What you should do:
Images appear in the records below; leave them out and repeat everything else exactly.

Given records:
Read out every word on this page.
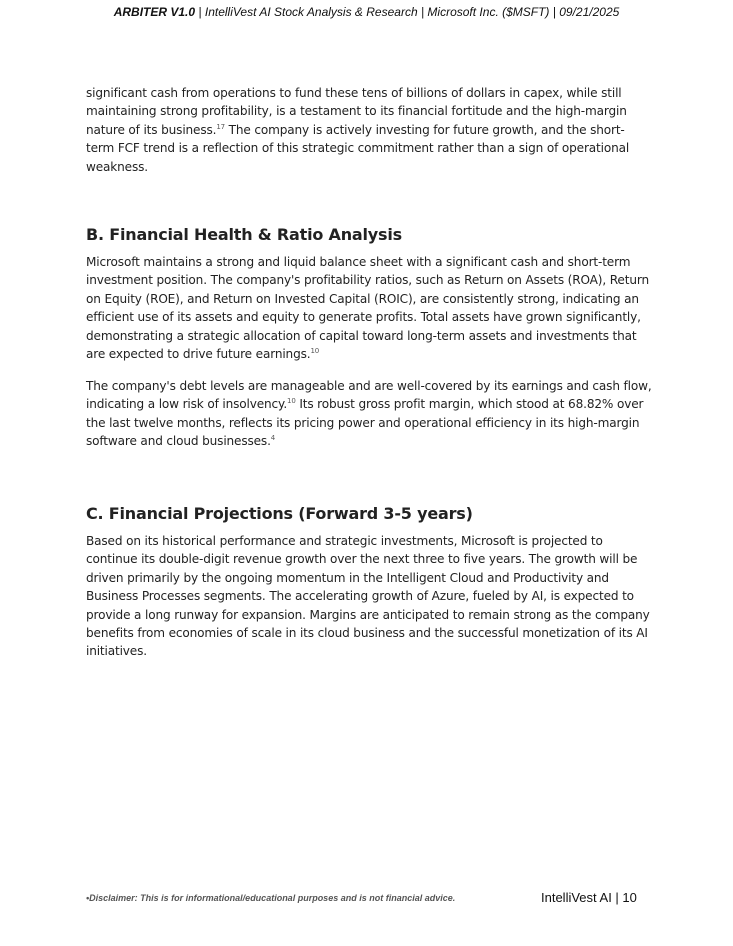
ARBITER V1.0 | IntelliVest AI Stock Analysis & Research | Microsoft Inc. ($MSFT) | 09/21/2025
significant cash from operations to fund these tens of billions of dollars in capex, while still maintaining strong profitability, is a testament to its financial fortitude and the high-margin nature of its business.$^{17}$ The company is actively investing for future growth, and the short-term FCF trend is a reflection of this strategic commitment rather than a sign of operational weakness.
B. Financial Health & Ratio Analysis
Microsoft maintains a strong and liquid balance sheet with a significant cash and short-term investment position. The company's profitability ratios, such as Return on Assets (ROA), Return on Equity (ROE), and Return on Invested Capital (ROIC), are consistently strong, indicating an efficient use of its assets and equity to generate profits. Total assets have grown significantly, demonstrating a strategic allocation of capital toward long-term assets and investments that are expected to drive future earnings.$^{10}$
The company's debt levels are manageable and are well-covered by its earnings and cash flow, indicating a low risk of insolvency.$^{10}$ Its robust gross profit margin, which stood at 68.82% over the last twelve months, reflects its pricing power and operational efficiency in its high-margin software and cloud businesses.$^4$
C. Financial Projections (Forward 3-5 years)
Based on its historical performance and strategic investments, Microsoft is projected to continue its double-digit revenue growth over the next three to five years. The growth will be driven primarily by the ongoing momentum in the Intelligent Cloud and Productivity and Business Processes segments. The accelerating growth of Azure, fueled by AI, is expected to provide a long runway for expansion. Margins are anticipated to remain strong as the company benefits from economies of scale in its cloud business and the successful monetization of its AI initiatives.
•Disclaimer: This is for informational/educational purposes and is not financial advice.	IntelliVest AI | 10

In response:
Read out every word on this page.
ARBITER V1.0 | IntelliVest AI Stock Analysis & Research | Microsoft Inc. ($MSFT) | 09/21/2025
significant cash from operations to fund these tens of billions of dollars in capex, while still maintaining strong profitability, is a testament to its financial fortitude and the high-margin nature of its business.$^{17}$ The company is actively investing for future growth, and the short-term FCF trend is a reflection of this strategic commitment rather than a sign of operational weakness.
B. Financial Health & Ratio Analysis
Microsoft maintains a strong and liquid balance sheet with a significant cash and short-term investment position. The company's profitability ratios, such as Return on Assets (ROA), Return on Equity (ROE), and Return on Invested Capital (ROIC), are consistently strong, indicating an efficient use of its assets and equity to generate profits. Total assets have grown significantly, demonstrating a strategic allocation of capital toward long-term assets and investments that are expected to drive future earnings.$^{10}$
The company's debt levels are manageable and are well-covered by its earnings and cash flow, indicating a low risk of insolvency.$^{10}$ Its robust gross profit margin, which stood at 68.82% over the last twelve months, reflects its pricing power and operational efficiency in its high-margin software and cloud businesses.$^4$
C. Financial Projections (Forward 3-5 years)
Based on its historical performance and strategic investments, Microsoft is projected to continue its double-digit revenue growth over the next three to five years. The growth will be driven primarily by the ongoing momentum in the Intelligent Cloud and Productivity and Business Processes segments. The accelerating growth of Azure, fueled by AI, is expected to provide a long runway for expansion. Margins are anticipated to remain strong as the company benefits from economies of scale in its cloud business and the successful monetization of its AI initiatives.
•Disclaimer: This is for informational/educational purposes and is not financial advice.	IntelliVest AI | 10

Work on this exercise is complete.